PROVIDED INFORMATION:
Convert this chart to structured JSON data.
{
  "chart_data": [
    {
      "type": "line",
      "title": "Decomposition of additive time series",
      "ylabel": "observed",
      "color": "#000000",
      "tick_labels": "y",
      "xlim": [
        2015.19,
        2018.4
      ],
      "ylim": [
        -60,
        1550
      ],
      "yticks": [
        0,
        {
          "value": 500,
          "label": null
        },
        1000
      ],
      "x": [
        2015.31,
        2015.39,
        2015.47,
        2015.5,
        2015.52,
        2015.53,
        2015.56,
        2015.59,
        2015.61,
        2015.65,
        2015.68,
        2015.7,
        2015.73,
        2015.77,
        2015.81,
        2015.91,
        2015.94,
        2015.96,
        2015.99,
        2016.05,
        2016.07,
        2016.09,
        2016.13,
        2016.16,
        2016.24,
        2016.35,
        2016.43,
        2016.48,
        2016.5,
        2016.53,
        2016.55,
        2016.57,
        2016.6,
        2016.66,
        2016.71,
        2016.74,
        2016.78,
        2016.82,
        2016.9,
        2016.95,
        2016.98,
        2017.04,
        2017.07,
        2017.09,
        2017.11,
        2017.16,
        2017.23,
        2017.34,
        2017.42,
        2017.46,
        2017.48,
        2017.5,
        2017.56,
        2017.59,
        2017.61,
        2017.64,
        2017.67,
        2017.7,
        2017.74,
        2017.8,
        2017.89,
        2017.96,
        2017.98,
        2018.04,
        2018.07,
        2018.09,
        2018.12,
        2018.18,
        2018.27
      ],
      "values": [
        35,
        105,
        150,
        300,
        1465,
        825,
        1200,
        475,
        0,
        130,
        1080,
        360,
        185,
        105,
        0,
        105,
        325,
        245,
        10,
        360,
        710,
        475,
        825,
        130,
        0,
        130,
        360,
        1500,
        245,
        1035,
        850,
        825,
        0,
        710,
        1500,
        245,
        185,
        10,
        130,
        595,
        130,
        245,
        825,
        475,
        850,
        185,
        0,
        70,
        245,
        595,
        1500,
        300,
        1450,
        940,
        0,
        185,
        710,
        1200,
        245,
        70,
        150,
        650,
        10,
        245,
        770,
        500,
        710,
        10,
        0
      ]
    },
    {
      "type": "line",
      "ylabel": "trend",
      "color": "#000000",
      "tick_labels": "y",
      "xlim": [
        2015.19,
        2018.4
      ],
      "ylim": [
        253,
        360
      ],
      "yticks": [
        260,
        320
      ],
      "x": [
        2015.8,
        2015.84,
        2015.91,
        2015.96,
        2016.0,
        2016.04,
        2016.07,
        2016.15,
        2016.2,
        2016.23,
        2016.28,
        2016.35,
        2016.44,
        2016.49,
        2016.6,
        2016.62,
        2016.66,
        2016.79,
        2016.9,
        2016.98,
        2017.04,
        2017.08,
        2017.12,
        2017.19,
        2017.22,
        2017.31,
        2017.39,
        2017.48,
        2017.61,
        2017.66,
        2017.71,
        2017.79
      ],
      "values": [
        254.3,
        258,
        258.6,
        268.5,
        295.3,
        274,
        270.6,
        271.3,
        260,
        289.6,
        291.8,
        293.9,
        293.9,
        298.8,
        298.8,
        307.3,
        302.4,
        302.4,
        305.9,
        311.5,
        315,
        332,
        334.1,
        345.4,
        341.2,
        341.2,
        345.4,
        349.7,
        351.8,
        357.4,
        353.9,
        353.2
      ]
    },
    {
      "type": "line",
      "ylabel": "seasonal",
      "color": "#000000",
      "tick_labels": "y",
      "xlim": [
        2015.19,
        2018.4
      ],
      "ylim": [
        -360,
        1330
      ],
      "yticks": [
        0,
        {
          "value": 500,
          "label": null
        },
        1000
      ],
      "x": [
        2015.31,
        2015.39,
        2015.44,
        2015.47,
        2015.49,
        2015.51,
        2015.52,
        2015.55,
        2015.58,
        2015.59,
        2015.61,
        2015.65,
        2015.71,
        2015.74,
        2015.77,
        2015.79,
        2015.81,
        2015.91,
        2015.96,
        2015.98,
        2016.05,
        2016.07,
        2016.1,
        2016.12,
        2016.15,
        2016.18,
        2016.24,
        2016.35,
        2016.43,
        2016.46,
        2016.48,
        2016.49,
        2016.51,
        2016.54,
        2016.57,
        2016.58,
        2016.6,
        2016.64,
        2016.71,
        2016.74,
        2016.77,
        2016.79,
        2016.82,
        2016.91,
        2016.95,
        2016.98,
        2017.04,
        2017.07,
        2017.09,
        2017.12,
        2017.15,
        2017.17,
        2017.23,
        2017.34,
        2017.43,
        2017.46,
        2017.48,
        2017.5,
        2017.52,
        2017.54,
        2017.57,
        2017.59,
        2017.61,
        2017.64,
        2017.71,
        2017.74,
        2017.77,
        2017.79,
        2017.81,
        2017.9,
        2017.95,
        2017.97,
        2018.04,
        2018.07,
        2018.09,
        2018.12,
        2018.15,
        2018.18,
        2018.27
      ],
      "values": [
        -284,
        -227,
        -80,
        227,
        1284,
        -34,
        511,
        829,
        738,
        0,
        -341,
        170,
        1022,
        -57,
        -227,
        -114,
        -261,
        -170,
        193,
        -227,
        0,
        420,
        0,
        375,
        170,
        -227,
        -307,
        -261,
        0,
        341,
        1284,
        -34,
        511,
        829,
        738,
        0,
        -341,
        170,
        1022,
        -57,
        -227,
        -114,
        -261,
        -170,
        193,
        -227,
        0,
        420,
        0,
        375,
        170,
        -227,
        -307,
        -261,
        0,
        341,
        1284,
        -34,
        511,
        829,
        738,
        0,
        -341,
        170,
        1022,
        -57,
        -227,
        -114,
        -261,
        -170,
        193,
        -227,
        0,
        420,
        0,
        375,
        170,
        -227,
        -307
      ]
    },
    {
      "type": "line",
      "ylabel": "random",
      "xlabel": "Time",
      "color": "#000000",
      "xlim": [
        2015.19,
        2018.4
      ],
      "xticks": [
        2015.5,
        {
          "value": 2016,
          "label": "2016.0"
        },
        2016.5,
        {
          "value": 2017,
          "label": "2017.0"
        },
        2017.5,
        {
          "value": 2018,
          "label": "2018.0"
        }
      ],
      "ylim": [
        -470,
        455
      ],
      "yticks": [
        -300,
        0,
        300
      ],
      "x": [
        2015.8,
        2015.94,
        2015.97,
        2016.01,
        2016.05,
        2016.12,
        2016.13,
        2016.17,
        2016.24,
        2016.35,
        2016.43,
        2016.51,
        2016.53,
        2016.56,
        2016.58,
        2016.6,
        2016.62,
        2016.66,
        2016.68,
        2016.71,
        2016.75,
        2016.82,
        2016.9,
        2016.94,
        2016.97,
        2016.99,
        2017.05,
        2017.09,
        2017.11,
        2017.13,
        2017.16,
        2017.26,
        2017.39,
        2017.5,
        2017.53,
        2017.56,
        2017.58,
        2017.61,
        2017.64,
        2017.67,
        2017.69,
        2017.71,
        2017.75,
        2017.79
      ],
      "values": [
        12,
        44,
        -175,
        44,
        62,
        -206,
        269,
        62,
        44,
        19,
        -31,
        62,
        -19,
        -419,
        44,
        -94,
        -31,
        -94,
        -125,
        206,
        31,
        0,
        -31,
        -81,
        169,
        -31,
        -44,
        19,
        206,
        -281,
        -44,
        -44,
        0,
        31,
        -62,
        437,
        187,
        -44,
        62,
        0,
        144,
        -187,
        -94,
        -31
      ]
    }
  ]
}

PROMPT:
Once more, set down the full listing, verbatim.

WORKED SOLUTION:
Convert this chart to structured JSON data.
{
  "chart_data": [
    {
      "type": "line",
      "title": "Decomposition of additive time series",
      "ylabel": "observed",
      "color": "#000000",
      "tick_labels": "y",
      "xlim": [
        2015.19,
        2018.4
      ],
      "ylim": [
        -60,
        1550
      ],
      "yticks": [
        0,
        {
          "value": 500,
          "label": null
        },
        1000
      ],
      "x": [
        2015.31,
        2015.39,
        2015.47,
        2015.5,
        2015.52,
        2015.53,
        2015.56,
        2015.59,
        2015.61,
        2015.65,
        2015.68,
        2015.7,
        2015.73,
        2015.77,
        2015.81,
        2015.91,
        2015.94,
        2015.96,
        2015.99,
        2016.05,
        2016.07,
        2016.09,
        2016.13,
        2016.16,
        2016.24,
        2016.35,
        2016.43,
        2016.48,
        2016.5,
        2016.53,
        2016.55,
        2016.57,
        2016.6,
        2016.66,
        2016.71,
        2016.74,
        2016.78,
        2016.82,
        2016.9,
        2016.95,
        2016.98,
        2017.04,
        2017.07,
        2017.09,
        2017.11,
        2017.16,
        2017.23,
        2017.34,
        2017.42,
        2017.46,
        2017.48,
        2017.5,
        2017.56,
        2017.59,
        2017.61,
        2017.64,
        2017.67,
        2017.7,
        2017.74,
        2017.8,
        2017.89,
        2017.96,
        2017.98,
        2018.04,
        2018.07,
        2018.09,
        2018.12,
        2018.18,
        2018.27
      ],
      "values": [
        35,
        105,
        150,
        300,
        1465,
        825,
        1200,
        475,
        0,
        130,
        1080,
        360,
        185,
        105,
        0,
        105,
        325,
        245,
        10,
        360,
        710,
        475,
        825,
        130,
        0,
        130,
        360,
        1500,
        245,
        1035,
        850,
        825,
        0,
        710,
        1500,
        245,
        185,
        10,
        130,
        595,
        130,
        245,
        825,
        475,
        850,
        185,
        0,
        70,
        245,
        595,
        1500,
        300,
        1450,
        940,
        0,
        185,
        710,
        1200,
        245,
        70,
        150,
        650,
        10,
        245,
        770,
        500,
        710,
        10,
        0
      ]
    },
    {
      "type": "line",
      "ylabel": "trend",
      "color": "#000000",
      "tick_labels": "y",
      "xlim": [
        2015.19,
        2018.4
      ],
      "ylim": [
        253,
        360
      ],
      "yticks": [
        260,
        320
      ],
      "x": [
        2015.8,
        2015.84,
        2015.91,
        2015.96,
        2016.0,
        2016.04,
        2016.07,
        2016.15,
        2016.2,
        2016.23,
        2016.28,
        2016.35,
        2016.44,
        2016.49,
        2016.6,
        2016.62,
        2016.66,
        2016.79,
        2016.9,
        2016.98,
        2017.04,
        2017.08,
        2017.12,
        2017.19,
        2017.22,
        2017.31,
        2017.39,
        2017.48,
        2017.61,
        2017.66,
        2017.71,
        2017.79
      ],
      "values": [
        254.3,
        258,
        258.6,
        268.5,
        295.3,
        274,
        270.6,
        271.3,
        260,
        289.6,
        291.8,
        293.9,
        293.9,
        298.8,
        298.8,
        307.3,
        302.4,
        302.4,
        305.9,
        311.5,
        315,
        332,
        334.1,
        345.4,
        341.2,
        341.2,
        345.4,
        349.7,
        351.8,
        357.4,
        353.9,
        353.2
      ]
    },
    {
      "type": "line",
      "ylabel": "seasonal",
      "color": "#000000",
      "tick_labels": "y",
      "xlim": [
        2015.19,
        2018.4
      ],
      "ylim": [
        -360,
        1330
      ],
      "yticks": [
        0,
        {
          "value": 500,
          "label": null
        },
        1000
      ],
      "x": [
        2015.31,
        2015.39,
        2015.44,
        2015.47,
        2015.49,
        2015.51,
        2015.52,
        2015.55,
        2015.58,
        2015.59,
        2015.61,
        2015.65,
        2015.71,
        2015.74,
        2015.77,
        2015.79,
        2015.81,
        2015.91,
        2015.96,
        2015.98,
        2016.05,
        2016.07,
        2016.1,
        2016.12,
        2016.15,
        2016.18,
        2016.24,
        2016.35,
        2016.43,
        2016.46,
        2016.48,
        2016.49,
        2016.51,
        2016.54,
        2016.57,
        2016.58,
        2016.6,
        2016.64,
        2016.71,
        2016.74,
        2016.77,
        2016.79,
        2016.82,
        2016.91,
        2016.95,
        2016.98,
        2017.04,
        2017.07,
        2017.09,
        2017.12,
        2017.15,
        2017.17,
        2017.23,
        2017.34,
        2017.43,
        2017.46,
        2017.48,
        2017.5,
        2017.52,
        2017.54,
        2017.57,
        2017.59,
        2017.61,
        2017.64,
        2017.71,
        2017.74,
        2017.77,
        2017.79,
        2017.81,
        2017.9,
        2017.95,
        2017.97,
        2018.04,
        2018.07,
        2018.09,
        2018.12,
        2018.15,
        2018.18,
        2018.27
      ],
      "values": [
        -284,
        -227,
        -80,
        227,
        1284,
        -34,
        511,
        829,
        738,
        0,
        -341,
        170,
        1022,
        -57,
        -227,
        -114,
        -261,
        -170,
        193,
        -227,
        0,
        420,
        0,
        375,
        170,
        -227,
        -307,
        -261,
        0,
        341,
        1284,
        -34,
        511,
        829,
        738,
        0,
        -341,
        170,
        1022,
        -57,
        -227,
        -114,
        -261,
        -170,
        193,
        -227,
        0,
        420,
        0,
        375,
        170,
        -227,
        -307,
        -261,
        0,
        341,
        1284,
        -34,
        511,
        829,
        738,
        0,
        -341,
        170,
        1022,
        -57,
        -227,
        -114,
        -261,
        -170,
        193,
        -227,
        0,
        420,
        0,
        375,
        170,
        -227,
        -307
      ]
    },
    {
      "type": "line",
      "ylabel": "random",
      "xlabel": "Time",
      "color": "#000000",
      "xlim": [
        2015.19,
        2018.4
      ],
      "xticks": [
        2015.5,
        {
          "value": 2016,
          "label": "2016.0"
        },
        2016.5,
        {
          "value": 2017,
          "label": "2017.0"
        },
        2017.5,
        {
          "value": 2018,
          "label": "2018.0"
        }
      ],
      "ylim": [
        -470,
        455
      ],
      "yticks": [
        -300,
        0,
        300
      ],
      "x": [
        2015.8,
        2015.94,
        2015.97,
        2016.01,
        2016.05,
        2016.12,
        2016.13,
        2016.17,
        2016.24,
        2016.35,
        2016.43,
        2016.51,
        2016.53,
        2016.56,
        2016.58,
        2016.6,
        2016.62,
        2016.66,
        2016.68,
        2016.71,
        2016.75,
        2016.82,
        2016.9,
        2016.94,
        2016.97,
        2016.99,
        2017.05,
        2017.09,
        2017.11,
        2017.13,
        2017.16,
        2017.26,
        2017.39,
        2017.5,
        2017.53,
        2017.56,
        2017.58,
        2017.61,
        2017.64,
        2017.67,
        2017.69,
        2017.71,
        2017.75,
        2017.79
      ],
      "values": [
        12,
        44,
        -175,
        44,
        62,
        -206,
        269,
        62,
        44,
        19,
        -31,
        62,
        -19,
        -419,
        44,
        -94,
        -31,
        -94,
        -125,
        206,
        31,
        0,
        -31,
        -81,
        169,
        -31,
        -44,
        19,
        206,
        -281,
        -44,
        -44,
        0,
        31,
        -62,
        437,
        187,
        -44,
        62,
        0,
        144,
        -187,
        -94,
        -31
      ]
    }
  ]
}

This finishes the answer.